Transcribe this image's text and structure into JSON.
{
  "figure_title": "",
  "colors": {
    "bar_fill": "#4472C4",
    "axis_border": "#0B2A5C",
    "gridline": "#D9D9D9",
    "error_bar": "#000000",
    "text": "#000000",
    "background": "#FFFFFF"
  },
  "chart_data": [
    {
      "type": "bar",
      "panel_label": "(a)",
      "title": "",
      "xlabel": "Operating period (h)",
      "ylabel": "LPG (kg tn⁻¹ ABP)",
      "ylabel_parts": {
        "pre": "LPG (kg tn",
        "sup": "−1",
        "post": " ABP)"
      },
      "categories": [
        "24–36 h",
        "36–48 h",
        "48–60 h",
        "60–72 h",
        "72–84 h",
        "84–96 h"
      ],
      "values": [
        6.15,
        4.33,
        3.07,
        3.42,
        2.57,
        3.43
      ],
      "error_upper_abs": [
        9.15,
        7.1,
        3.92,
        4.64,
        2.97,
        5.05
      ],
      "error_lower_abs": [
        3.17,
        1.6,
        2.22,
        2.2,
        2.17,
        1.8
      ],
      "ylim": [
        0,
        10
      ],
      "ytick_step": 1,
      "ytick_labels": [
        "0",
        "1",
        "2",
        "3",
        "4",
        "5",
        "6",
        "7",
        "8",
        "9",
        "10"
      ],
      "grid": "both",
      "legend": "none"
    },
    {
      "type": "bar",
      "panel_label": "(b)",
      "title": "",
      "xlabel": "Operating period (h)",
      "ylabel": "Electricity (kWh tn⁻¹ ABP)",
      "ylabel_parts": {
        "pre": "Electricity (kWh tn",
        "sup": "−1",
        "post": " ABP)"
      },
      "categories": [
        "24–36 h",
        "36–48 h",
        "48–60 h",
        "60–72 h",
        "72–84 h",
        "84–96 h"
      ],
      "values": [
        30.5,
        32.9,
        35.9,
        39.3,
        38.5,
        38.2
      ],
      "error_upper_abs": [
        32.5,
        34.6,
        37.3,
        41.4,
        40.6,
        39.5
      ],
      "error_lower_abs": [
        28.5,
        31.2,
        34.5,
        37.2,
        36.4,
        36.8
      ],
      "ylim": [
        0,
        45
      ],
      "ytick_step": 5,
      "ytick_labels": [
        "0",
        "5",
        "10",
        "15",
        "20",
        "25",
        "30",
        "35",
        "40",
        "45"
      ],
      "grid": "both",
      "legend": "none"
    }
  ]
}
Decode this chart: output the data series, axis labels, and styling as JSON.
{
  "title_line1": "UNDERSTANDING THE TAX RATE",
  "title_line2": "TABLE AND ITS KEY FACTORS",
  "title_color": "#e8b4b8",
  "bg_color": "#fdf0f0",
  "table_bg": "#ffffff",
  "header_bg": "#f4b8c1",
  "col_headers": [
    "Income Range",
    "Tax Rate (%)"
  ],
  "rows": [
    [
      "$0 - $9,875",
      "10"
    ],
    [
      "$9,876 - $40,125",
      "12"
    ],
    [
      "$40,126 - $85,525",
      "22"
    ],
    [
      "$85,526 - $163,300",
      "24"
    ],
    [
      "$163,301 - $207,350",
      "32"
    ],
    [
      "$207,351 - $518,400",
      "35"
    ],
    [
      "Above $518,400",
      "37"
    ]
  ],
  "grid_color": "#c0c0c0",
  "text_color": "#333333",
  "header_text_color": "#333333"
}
* * *
**Task to carry out**
Produce a verbatim transcription of the entries above.

**Full output**
Transcribe this image's text and structure into JSON.
{
  "figure_title": "",
  "colors": {
    "bar_fill": "#4472C4",
    "axis_border": "#0B2A5C",
    "gridline": "#D9D9D9",
    "error_bar": "#000000",
    "text": "#000000",
    "background": "#FFFFFF"
  },
  "chart_data": [
    {
      "type": "bar",
      "panel_label": "(a)",
      "title": "",
      "xlabel": "Operating period (h)",
      "ylabel": "LPG (kg tn⁻¹ ABP)",
      "ylabel_parts": {
        "pre": "LPG (kg tn",
        "sup": "−1",
        "post": " ABP)"
      },
      "categories": [
        "24–36 h",
        "36–48 h",
        "48–60 h",
        "60–72 h",
        "72–84 h",
        "84–96 h"
      ],
      "values": [
        6.15,
        4.33,
        3.07,
        3.42,
        2.57,
        3.43
      ],
      "error_upper_abs": [
        9.15,
        7.1,
        3.92,
        4.64,
        2.97,
        5.05
      ],
      "error_lower_abs": [
        3.17,
        1.6,
        2.22,
        2.2,
        2.17,
        1.8
      ],
      "ylim": [
        0,
        10
      ],
      "ytick_step": 1,
      "ytick_labels": [
        "0",
        "1",
        "2",
        "3",
        "4",
        "5",
        "6",
        "7",
        "8",
        "9",
        "10"
      ],
      "grid": "both",
      "legend": "none"
    },
    {
      "type": "bar",
      "panel_label": "(b)",
      "title": "",
      "xlabel": "Operating period (h)",
      "ylabel": "Electricity (kWh tn⁻¹ ABP)",
      "ylabel_parts": {
        "pre": "Electricity (kWh tn",
        "sup": "−1",
        "post": " ABP)"
      },
      "categories": [
        "24–36 h",
        "36–48 h",
        "48–60 h",
        "60–72 h",
        "72–84 h",
        "84–96 h"
      ],
      "values": [
        30.5,
        32.9,
        35.9,
        39.3,
        38.5,
        38.2
      ],
      "error_upper_abs": [
        32.5,
        34.6,
        37.3,
        41.4,
        40.6,
        39.5
      ],
      "error_lower_abs": [
        28.5,
        31.2,
        34.5,
        37.2,
        36.4,
        36.8
      ],
      "ylim": [
        0,
        45
      ],
      "ytick_step": 5,
      "ytick_labels": [
        "0",
        "5",
        "10",
        "15",
        "20",
        "25",
        "30",
        "35",
        "40",
        "45"
      ],
      "grid": "both",
      "legend": "none"
    }
  ]
}
Decode this chart: output the data series, axis labels, and styling as JSON.
{
  "title_line1": "UNDERSTANDING THE TAX RATE",
  "title_line2": "TABLE AND ITS KEY FACTORS",
  "title_color": "#e8b4b8",
  "bg_color": "#fdf0f0",
  "table_bg": "#ffffff",
  "header_bg": "#f4b8c1",
  "col_headers": [
    "Income Range",
    "Tax Rate (%)"
  ],
  "rows": [
    [
      "$0 - $9,875",
      "10"
    ],
    [
      "$9,876 - $40,125",
      "12"
    ],
    [
      "$40,126 - $85,525",
      "22"
    ],
    [
      "$85,526 - $163,300",
      "24"
    ],
    [
      "$163,301 - $207,350",
      "32"
    ],
    [
      "$207,351 - $518,400",
      "35"
    ],
    [
      "Above $518,400",
      "37"
    ]
  ],
  "grid_color": "#c0c0c0",
  "text_color": "#333333",
  "header_text_color": "#333333"
}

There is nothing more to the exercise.